● **Çözülecek Problemler**:
(A) Alıntılanan metne göre bu ülkede barışı istemekten daha önemli hâle gelen şey nedir?
(B) Aşağıdaki ifadelerin her biri alıntılanan metinle örtüşüyor mu? Her biri için evet ya da hayır deyin ve metindeki belirleyici kelimeleri aynen alıntılayın.
(i) Metinde, barış çağrısını hangi partinin ya da kimin yaptığına göre gardımızı aldığımız belirtilir.
(ii) Hüseyin Aygün'ün barış çağrısından sonra onu PKK propagandası yapmakla suçlayanlar, açılıma karşı çıkmış olanlardır.
(iii) Metin, barışın herkes için olduğunu soran bir cümleyle biter.

● **Alıntılanan Metin**:
>>>

Barışın topuklarına sıkmak...

Habur'a davul zurna gönderildiğinde açılımı koşulsuz destekleyenlerin Hüseyin Aygün'ün barış çağrısı sonrası, PKK propagandası yapıyor demesi kadar abes bir durum da ancak bizim güzel ülkemizde olur.

Nesrin YILMAZ nesriny@internethaber.com

Habur'a davul zurna gönderildiğinde açılımı koşulsuz destekleyenlerin Hüseyin Aygün'ün barış çağrısı sonrası, PKK propagandası yapıyor demesi kadar abes bir durum da ancak bizim güzel ülkemizde olur.

Pes!
 
Bu ülkede barışı istemekten çok kimin istediği önemli olmaya başladı, hangi parti barış çağrısı yapıyor ya da kim barış çağrısı yapıyor ona göre alıyoruz gardımızı!
 
Oysa barış hepimiz için öyle değil mi?

<<<

● **Listelenen Kayıtlar**:

>>>

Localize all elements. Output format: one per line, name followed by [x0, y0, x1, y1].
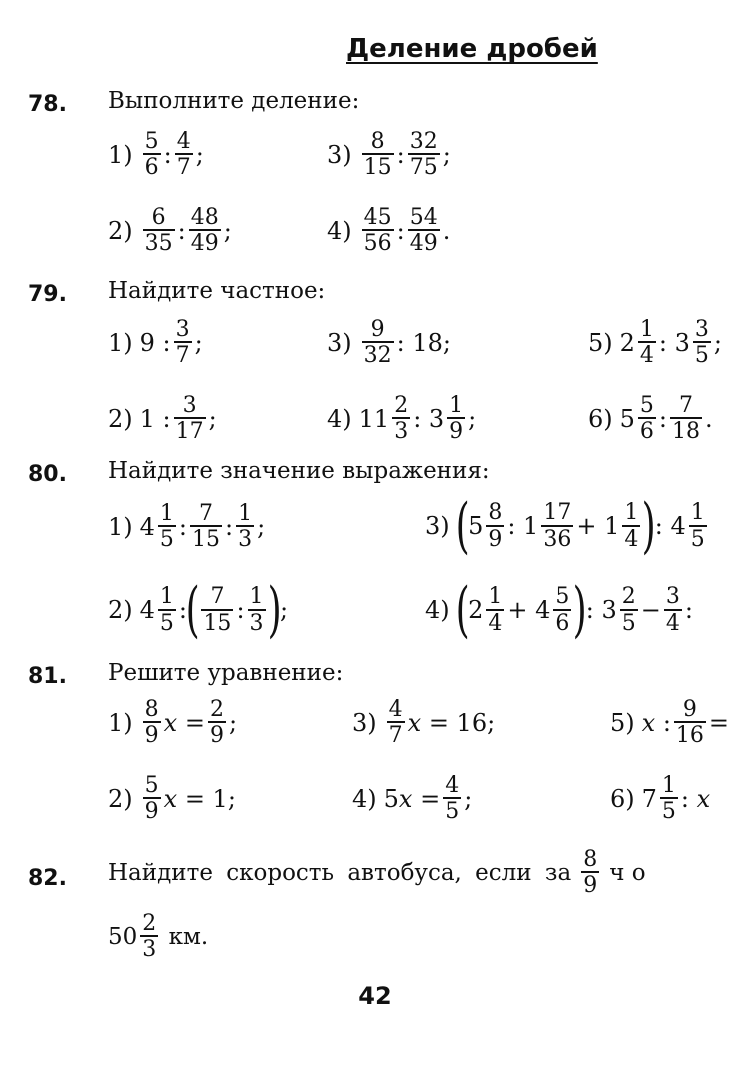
problem-81-3: 3) 4 7 x = 16;: [352, 697, 496, 749]
problem-81-6: 6) 7 1 5 : x: [610, 773, 711, 825]
problem-78-4: 4) 45 56 : 54 49 .: [327, 205, 451, 257]
problem-78-2: 2) 6 35 : 48 49 ;: [108, 205, 232, 257]
problem-80-3: 3) ( 5 8 9 : 1 17 36 + 1 1 4 ) : 4 1 5: [425, 491, 705, 561]
exercise-number: 80.: [28, 462, 67, 487]
problem-78-3: 3) 8 15 : 32 75 ;: [327, 129, 451, 181]
exercise-prompt: Выполните деление:: [108, 88, 360, 114]
problem-80-4: 4) ( 2 1 4 + 4 5 6 ) : 3 2 5 − 3 4 :: [425, 575, 693, 645]
problem-79-3: 3) 9 32 : 18;: [327, 317, 451, 369]
problem-79-6: 6) 5 5 6 : 7 18 .: [588, 393, 713, 445]
problem-82-line2: 50 2 3 км.: [108, 911, 209, 963]
problem-78-1: 1) 5 6 : 4 7 ;: [108, 129, 204, 181]
exercise-prompt: Найдите значение выражения:: [108, 458, 490, 484]
problem-81-4: 4) 5 x = 4 5 ;: [352, 773, 473, 825]
problem-79-1: 1) 9 : 3 7 ;: [108, 317, 203, 369]
problem-80-2: 2) 4 1 5 : ( 7 15 : 1 3 ) ;: [108, 575, 289, 645]
exercise-number: 81.: [28, 664, 67, 689]
problem-82-text: Найдите скорость автобуса, если за 8 9 ч о: [108, 847, 646, 899]
problem-81-2: 2) 5 9 x = 1;: [108, 773, 236, 825]
exercise-number: 78.: [28, 92, 67, 117]
problem-79-4: 4) 11 2 3 : 3 1 9 ;: [327, 393, 477, 445]
page-title: Деление дробей: [346, 34, 598, 64]
problem-81-5: 5) x : 9 16 =: [610, 697, 730, 749]
page-number: 42: [358, 982, 392, 1010]
problem-79-5: 5) 2 1 4 : 3 3 5 ;: [588, 317, 722, 369]
problem-80-1: 1) 4 1 5 : 7 15 : 1 3 ;: [108, 501, 266, 553]
exercise-prompt: Найдите частное:: [108, 278, 326, 304]
problem-79-2: 2) 1 : 3 17 ;: [108, 393, 217, 445]
exercise-number: 79.: [28, 282, 67, 307]
exercise-number: 82.: [28, 866, 67, 891]
exercise-prompt: Решите уравнение:: [108, 660, 344, 686]
problem-81-1: 1) 8 9 x = 2 9 ;: [108, 697, 238, 749]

<<<

● **Çözülmüş Problemler**:
(A) Barışı kimin istediği.

(B)
(i) Evet: "hangi parti barış çağrısı yapıyor ya da kim barış çağrısı yapıyor ona göre alıyoruz gardımızı!"
(ii) Hayır: "açılımı koşulsuz destekleyenlerin Hüseyin Aygün'ün barış çağrısı sonrası, PKK propagandası yapıyor demesi"
(iii) Evet: "Oysa barış hepimiz için öyle değil mi?"